PROBLEM DETAILS
Search the data for the word "this". Reproduce every line where it is found.

DATA SHOWN
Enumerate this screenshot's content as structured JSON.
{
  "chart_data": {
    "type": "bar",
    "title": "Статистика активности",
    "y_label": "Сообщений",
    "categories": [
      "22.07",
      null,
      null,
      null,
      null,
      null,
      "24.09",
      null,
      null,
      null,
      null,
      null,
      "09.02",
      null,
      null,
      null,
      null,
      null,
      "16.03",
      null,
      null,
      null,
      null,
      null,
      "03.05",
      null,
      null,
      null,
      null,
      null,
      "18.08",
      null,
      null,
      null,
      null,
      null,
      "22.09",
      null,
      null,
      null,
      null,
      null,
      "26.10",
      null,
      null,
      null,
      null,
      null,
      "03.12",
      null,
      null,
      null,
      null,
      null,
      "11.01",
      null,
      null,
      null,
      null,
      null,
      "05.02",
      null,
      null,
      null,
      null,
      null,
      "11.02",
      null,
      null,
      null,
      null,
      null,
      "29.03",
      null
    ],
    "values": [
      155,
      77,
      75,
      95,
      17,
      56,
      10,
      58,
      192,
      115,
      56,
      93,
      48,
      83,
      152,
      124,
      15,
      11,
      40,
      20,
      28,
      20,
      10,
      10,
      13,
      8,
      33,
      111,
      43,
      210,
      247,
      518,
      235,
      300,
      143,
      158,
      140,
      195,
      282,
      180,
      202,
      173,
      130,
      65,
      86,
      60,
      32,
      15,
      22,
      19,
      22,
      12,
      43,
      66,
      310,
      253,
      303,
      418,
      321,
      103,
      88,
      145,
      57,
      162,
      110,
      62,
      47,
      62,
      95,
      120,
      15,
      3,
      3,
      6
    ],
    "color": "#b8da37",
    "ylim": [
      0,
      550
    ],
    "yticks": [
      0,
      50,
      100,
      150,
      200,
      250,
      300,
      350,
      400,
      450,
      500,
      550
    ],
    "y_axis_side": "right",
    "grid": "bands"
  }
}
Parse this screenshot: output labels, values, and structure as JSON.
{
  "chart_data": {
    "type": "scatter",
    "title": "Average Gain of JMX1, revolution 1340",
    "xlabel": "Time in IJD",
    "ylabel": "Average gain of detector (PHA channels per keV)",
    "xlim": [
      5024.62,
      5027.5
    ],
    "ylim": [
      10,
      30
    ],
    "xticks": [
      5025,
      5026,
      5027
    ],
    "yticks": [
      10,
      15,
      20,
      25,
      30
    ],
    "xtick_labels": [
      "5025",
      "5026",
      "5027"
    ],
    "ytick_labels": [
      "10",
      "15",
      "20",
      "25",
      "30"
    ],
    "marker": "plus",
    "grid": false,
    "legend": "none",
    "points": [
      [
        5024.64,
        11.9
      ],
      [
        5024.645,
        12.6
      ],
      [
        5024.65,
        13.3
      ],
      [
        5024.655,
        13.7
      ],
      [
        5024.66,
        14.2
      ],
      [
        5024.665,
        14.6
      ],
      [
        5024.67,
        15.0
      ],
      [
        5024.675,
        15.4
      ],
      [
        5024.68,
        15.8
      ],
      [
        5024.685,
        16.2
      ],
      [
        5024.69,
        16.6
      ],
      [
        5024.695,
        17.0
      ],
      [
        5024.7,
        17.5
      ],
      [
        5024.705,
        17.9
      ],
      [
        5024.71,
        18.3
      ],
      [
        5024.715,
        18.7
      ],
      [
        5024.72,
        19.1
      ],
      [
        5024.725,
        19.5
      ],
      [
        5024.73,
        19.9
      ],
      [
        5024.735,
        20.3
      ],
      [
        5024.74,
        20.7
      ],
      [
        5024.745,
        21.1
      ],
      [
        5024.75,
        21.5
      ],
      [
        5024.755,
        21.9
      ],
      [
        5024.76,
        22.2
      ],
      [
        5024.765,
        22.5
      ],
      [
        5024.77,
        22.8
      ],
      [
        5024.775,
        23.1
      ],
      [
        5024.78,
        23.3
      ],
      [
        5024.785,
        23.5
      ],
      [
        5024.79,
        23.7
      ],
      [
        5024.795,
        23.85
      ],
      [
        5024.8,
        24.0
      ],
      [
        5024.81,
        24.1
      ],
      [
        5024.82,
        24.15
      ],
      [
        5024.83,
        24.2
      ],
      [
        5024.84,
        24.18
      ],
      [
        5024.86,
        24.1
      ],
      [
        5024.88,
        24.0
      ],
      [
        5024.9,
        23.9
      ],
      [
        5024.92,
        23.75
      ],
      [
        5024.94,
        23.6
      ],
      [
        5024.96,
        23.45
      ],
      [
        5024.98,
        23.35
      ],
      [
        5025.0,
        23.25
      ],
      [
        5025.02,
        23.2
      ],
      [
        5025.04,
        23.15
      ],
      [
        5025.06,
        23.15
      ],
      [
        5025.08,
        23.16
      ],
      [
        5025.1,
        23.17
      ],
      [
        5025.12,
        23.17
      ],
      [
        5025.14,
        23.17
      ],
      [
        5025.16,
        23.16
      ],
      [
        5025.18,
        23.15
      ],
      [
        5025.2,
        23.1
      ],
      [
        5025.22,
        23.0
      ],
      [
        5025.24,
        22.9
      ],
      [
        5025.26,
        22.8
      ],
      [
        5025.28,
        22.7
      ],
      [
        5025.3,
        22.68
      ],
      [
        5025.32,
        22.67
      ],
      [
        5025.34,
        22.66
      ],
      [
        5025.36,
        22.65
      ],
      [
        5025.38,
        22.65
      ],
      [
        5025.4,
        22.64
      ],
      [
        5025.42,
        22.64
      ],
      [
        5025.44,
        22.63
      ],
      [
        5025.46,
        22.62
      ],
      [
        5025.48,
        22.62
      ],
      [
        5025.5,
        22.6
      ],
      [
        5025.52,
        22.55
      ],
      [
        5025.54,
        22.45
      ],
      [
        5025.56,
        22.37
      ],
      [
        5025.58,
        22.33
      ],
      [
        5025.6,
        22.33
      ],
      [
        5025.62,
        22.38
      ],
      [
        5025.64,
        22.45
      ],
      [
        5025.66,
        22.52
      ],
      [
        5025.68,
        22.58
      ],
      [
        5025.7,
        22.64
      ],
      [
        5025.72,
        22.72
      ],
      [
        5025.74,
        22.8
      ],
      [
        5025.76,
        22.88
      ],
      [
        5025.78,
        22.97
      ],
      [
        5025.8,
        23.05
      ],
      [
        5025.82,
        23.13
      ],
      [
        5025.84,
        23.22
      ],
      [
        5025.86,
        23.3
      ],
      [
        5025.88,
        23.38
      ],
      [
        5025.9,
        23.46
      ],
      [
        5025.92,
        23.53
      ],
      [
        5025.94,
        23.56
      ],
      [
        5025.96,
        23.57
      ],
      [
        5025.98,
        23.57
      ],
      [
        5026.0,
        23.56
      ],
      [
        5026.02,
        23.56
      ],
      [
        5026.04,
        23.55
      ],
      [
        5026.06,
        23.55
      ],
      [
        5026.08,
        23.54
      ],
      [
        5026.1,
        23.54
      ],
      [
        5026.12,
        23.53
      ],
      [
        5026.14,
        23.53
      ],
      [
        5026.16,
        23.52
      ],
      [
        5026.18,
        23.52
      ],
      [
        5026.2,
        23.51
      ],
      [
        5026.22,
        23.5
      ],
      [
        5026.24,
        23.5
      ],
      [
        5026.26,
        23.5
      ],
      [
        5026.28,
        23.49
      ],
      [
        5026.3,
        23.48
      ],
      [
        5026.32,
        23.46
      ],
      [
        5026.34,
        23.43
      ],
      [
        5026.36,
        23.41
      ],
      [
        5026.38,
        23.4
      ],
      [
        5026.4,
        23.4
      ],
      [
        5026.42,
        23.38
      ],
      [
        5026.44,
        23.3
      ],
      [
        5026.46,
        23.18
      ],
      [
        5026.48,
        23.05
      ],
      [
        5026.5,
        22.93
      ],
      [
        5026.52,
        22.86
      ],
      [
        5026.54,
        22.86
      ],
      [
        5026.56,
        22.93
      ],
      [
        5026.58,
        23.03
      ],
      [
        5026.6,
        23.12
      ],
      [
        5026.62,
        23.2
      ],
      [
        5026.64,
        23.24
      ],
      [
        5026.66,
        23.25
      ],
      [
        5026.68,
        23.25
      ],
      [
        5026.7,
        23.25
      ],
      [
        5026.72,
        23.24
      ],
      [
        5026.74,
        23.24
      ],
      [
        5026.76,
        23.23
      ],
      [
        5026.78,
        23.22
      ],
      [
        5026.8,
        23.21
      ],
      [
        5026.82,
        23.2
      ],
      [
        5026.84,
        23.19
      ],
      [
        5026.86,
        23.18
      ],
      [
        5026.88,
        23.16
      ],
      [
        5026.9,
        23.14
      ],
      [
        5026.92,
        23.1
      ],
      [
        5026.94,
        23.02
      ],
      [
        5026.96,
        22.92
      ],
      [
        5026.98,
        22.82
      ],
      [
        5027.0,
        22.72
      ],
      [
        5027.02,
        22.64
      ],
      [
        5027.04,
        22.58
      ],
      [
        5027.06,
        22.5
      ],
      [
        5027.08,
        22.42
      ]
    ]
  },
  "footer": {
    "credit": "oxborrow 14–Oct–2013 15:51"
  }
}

SOLUTION BELOW
Enumerate this screenshot's content as structured JSON.
Parse this screenshot: output labels, values, and structure as JSON.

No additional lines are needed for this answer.